=== Stored rows ===
BEGIN

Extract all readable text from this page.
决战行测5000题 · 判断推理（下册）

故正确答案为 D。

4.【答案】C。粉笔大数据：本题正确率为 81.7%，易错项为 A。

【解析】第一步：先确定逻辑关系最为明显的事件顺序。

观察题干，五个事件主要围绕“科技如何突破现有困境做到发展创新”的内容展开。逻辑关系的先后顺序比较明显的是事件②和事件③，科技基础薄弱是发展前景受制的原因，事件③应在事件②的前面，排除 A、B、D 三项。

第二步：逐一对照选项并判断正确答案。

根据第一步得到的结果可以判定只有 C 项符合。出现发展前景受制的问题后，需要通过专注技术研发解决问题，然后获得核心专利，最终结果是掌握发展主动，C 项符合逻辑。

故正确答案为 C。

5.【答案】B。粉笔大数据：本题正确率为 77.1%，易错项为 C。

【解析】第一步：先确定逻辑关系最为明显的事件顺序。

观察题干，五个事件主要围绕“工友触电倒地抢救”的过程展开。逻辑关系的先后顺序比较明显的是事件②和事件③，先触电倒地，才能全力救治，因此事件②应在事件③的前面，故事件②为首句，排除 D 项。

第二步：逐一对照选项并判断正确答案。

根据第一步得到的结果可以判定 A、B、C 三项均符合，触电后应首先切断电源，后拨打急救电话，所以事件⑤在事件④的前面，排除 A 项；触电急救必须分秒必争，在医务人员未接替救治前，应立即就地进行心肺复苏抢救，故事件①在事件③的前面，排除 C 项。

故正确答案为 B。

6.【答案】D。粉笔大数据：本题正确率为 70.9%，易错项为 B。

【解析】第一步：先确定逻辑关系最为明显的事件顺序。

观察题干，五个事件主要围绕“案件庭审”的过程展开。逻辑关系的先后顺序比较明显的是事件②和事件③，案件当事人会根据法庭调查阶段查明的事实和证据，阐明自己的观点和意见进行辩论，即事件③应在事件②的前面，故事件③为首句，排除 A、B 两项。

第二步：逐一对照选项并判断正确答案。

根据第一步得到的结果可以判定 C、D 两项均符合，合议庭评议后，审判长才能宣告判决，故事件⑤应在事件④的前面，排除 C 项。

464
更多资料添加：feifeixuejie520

END

=== Job ===
Return every line holding the word "粉笔大数据" from the records.

=== Result for this exercise ===
4.【答案】C。粉笔大数据：本题正确率为 81.7%，易错项为 A。
5.【答案】B。粉笔大数据：本题正确率为 77.1%，易错项为 C。
6.【答案】D。粉笔大数据：本题正确率为 70.9%，易错项为 B。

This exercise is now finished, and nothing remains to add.